Problem details:
Reproduce every entry below precisely. Pictures are excluded from the copy.

++++++++++++++++++++

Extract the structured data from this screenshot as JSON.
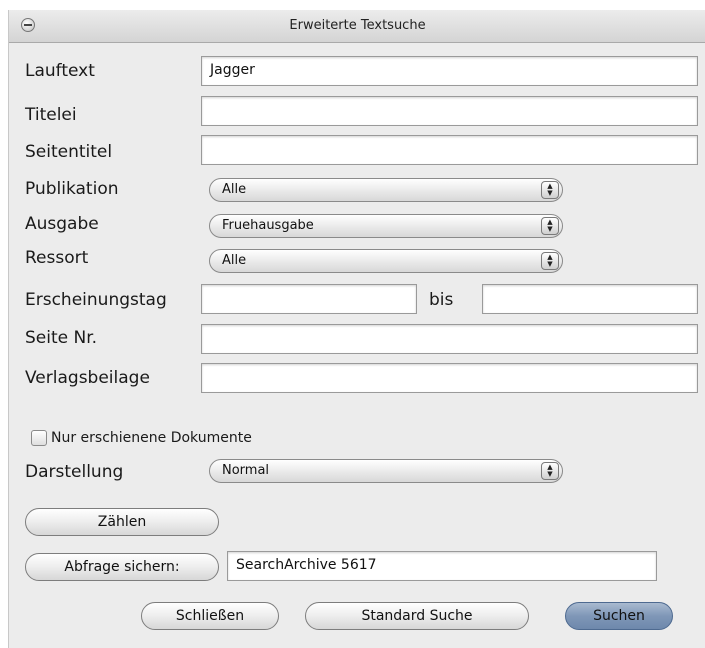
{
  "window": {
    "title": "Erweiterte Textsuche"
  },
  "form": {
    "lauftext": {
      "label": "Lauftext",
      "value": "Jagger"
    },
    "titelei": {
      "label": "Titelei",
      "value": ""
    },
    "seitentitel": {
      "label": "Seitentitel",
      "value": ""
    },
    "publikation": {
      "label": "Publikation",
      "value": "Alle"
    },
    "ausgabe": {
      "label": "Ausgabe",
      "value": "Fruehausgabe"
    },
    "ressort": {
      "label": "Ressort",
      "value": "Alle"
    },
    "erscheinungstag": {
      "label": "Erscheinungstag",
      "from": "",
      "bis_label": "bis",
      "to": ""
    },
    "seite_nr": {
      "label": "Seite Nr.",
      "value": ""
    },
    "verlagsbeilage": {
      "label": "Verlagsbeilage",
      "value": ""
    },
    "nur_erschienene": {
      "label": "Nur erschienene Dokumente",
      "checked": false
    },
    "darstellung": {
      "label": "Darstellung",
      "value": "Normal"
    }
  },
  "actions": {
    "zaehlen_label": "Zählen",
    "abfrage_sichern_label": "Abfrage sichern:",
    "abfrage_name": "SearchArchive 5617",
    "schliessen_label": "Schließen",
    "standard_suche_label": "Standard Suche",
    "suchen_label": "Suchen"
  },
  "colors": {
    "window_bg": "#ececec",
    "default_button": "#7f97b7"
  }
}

++++++++++++++++++++

Output of the task:
Extract the structured data from this screenshot as JSON.
{
  "window": {
    "title": "Erweiterte Textsuche"
  },
  "form": {
    "lauftext": {
      "label": "Lauftext",
      "value": "Jagger"
    },
    "titelei": {
      "label": "Titelei",
      "value": ""
    },
    "seitentitel": {
      "label": "Seitentitel",
      "value": ""
    },
    "publikation": {
      "label": "Publikation",
      "value": "Alle"
    },
    "ausgabe": {
      "label": "Ausgabe",
      "value": "Fruehausgabe"
    },
    "ressort": {
      "label": "Ressort",
      "value": "Alle"
    },
    "erscheinungstag": {
      "label": "Erscheinungstag",
      "from": "",
      "bis_label": "bis",
      "to": ""
    },
    "seite_nr": {
      "label": "Seite Nr.",
      "value": ""
    },
    "verlagsbeilage": {
      "label": "Verlagsbeilage",
      "value": ""
    },
    "nur_erschienene": {
      "label": "Nur erschienene Dokumente",
      "checked": false
    },
    "darstellung": {
      "label": "Darstellung",
      "value": "Normal"
    }
  },
  "actions": {
    "zaehlen_label": "Zählen",
    "abfrage_sichern_label": "Abfrage sichern:",
    "abfrage_name": "SearchArchive 5617",
    "schliessen_label": "Schließen",
    "standard_suche_label": "Standard Suche",
    "suchen_label": "Suchen"
  },
  "colors": {
    "window_bg": "#ececec",
    "default_button": "#7f97b7"
  }
}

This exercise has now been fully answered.